Written task — Scan the data. Collect each line that contains the word "Twist".

(Records that describe figures)
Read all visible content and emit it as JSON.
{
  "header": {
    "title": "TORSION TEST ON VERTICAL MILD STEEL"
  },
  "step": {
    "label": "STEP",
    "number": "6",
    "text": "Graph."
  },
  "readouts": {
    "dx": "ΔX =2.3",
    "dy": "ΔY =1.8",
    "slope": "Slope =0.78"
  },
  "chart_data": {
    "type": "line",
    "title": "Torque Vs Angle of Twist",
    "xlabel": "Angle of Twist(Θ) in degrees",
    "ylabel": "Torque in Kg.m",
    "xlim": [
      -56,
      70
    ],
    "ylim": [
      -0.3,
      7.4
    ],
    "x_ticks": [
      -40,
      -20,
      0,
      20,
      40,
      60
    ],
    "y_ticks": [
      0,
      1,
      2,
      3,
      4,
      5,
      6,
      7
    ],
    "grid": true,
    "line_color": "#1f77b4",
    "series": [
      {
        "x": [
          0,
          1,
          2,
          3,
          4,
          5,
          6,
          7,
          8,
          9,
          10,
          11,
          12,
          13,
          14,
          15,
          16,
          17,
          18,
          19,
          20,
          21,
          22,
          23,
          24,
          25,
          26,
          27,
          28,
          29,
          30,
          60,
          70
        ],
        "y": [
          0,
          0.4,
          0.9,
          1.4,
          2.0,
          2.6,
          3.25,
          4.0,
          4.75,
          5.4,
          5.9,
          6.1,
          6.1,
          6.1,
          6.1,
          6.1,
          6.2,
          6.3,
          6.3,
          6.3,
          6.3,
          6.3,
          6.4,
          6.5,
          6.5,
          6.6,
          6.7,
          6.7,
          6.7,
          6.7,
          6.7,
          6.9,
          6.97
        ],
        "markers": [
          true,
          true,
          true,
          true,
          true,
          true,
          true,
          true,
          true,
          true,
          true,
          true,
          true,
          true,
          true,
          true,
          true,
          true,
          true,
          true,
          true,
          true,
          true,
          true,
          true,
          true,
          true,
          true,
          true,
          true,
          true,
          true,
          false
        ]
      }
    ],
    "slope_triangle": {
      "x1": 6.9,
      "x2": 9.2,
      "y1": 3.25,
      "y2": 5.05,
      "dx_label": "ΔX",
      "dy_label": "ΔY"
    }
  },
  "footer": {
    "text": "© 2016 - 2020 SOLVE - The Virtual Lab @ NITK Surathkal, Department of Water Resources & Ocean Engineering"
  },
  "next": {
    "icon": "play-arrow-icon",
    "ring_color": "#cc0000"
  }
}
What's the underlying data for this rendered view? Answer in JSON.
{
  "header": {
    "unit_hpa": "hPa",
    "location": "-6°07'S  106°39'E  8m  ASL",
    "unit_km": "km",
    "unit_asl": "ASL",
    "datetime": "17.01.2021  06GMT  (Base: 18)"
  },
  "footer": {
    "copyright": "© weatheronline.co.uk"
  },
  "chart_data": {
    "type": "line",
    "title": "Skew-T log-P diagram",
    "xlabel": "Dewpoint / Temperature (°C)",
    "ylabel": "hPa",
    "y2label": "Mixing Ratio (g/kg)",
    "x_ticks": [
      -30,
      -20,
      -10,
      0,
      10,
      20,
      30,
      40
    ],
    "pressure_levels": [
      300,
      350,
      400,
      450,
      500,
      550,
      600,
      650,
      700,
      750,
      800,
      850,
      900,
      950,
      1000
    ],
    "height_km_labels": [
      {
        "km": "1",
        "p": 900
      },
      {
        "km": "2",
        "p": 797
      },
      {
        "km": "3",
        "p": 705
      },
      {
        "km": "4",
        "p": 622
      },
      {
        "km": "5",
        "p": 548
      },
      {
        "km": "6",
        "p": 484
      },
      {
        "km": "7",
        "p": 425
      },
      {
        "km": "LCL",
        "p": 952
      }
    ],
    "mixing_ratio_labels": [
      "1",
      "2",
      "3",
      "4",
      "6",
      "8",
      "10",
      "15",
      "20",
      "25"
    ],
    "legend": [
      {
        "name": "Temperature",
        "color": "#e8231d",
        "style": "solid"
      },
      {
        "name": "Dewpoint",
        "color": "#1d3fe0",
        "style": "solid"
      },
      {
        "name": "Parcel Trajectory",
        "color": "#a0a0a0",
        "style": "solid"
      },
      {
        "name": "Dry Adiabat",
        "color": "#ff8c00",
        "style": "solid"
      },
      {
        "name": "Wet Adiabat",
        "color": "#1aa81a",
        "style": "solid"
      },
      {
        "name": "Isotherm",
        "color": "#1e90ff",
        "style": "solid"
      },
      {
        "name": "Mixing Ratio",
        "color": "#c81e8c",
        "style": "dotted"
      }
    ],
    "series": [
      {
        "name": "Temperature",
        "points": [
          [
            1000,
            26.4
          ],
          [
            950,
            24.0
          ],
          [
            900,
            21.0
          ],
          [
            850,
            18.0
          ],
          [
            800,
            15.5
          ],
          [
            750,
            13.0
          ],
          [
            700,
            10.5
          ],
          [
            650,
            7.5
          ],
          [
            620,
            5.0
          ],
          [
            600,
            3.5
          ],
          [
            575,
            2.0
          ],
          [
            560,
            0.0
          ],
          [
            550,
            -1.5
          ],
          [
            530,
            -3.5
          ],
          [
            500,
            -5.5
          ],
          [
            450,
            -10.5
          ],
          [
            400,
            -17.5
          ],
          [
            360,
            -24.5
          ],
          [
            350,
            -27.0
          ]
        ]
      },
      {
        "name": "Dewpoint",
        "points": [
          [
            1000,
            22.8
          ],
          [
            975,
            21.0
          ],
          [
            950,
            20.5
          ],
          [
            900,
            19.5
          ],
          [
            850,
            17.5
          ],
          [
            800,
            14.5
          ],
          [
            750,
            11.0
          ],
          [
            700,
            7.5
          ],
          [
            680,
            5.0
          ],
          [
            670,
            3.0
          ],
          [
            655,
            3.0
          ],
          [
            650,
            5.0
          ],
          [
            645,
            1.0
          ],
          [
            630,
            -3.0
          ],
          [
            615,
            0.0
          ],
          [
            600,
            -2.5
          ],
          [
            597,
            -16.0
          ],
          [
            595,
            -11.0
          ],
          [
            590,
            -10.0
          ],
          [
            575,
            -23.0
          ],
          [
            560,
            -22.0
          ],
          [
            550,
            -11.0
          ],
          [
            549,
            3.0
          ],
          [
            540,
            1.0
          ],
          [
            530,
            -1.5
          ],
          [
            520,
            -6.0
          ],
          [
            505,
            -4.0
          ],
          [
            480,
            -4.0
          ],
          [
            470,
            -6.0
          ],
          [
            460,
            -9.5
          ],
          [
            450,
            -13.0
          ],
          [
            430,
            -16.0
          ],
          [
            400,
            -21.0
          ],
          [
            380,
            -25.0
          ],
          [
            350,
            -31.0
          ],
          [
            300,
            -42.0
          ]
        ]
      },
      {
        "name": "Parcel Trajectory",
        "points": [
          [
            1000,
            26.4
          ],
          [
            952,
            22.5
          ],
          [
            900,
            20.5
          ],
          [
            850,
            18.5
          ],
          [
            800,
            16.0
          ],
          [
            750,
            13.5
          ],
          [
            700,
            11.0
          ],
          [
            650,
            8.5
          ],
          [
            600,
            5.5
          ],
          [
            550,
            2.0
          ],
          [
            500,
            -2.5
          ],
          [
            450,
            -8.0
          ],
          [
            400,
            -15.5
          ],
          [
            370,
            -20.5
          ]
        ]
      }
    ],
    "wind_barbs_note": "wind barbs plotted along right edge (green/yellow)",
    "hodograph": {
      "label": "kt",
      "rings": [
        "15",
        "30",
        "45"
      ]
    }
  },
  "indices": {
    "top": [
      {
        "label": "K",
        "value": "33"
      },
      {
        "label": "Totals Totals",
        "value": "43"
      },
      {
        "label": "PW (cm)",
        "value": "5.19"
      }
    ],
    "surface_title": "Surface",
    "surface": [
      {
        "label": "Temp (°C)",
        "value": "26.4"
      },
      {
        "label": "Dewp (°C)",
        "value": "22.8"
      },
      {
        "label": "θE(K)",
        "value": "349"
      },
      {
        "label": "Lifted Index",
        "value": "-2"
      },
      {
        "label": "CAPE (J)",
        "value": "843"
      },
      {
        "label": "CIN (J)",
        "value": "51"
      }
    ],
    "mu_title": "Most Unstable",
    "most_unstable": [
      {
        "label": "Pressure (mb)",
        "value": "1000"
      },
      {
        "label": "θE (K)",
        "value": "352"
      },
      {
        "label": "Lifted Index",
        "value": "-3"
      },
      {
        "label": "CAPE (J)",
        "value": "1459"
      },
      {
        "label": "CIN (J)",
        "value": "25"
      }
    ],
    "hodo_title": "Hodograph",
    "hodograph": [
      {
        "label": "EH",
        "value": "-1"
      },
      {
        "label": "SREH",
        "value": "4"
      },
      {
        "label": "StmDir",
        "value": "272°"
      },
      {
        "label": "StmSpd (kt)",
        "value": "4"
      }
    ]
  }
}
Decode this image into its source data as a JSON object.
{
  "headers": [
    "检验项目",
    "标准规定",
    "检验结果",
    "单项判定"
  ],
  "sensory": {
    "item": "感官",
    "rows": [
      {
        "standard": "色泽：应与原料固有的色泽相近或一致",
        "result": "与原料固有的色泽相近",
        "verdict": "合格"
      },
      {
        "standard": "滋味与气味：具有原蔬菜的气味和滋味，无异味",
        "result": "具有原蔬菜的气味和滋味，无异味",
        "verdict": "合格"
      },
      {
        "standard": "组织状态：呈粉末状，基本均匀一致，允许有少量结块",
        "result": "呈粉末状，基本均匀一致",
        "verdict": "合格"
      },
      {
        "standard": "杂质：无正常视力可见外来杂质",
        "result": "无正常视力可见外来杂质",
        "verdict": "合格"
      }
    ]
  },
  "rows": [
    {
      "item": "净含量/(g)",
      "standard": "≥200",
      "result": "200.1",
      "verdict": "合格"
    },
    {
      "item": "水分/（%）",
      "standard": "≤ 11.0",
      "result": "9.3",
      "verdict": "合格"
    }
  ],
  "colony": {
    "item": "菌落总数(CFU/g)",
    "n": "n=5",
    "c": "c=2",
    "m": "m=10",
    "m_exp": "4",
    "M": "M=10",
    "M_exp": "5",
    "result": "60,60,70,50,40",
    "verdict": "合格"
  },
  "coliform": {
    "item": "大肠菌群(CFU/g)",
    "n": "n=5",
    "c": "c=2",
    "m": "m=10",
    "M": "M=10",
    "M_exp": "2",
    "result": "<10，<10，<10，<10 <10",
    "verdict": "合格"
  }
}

Solved exercise —
    "title": "Torque Vs Angle of Twist",
    "xlabel": "Angle of Twist(Θ) in degrees",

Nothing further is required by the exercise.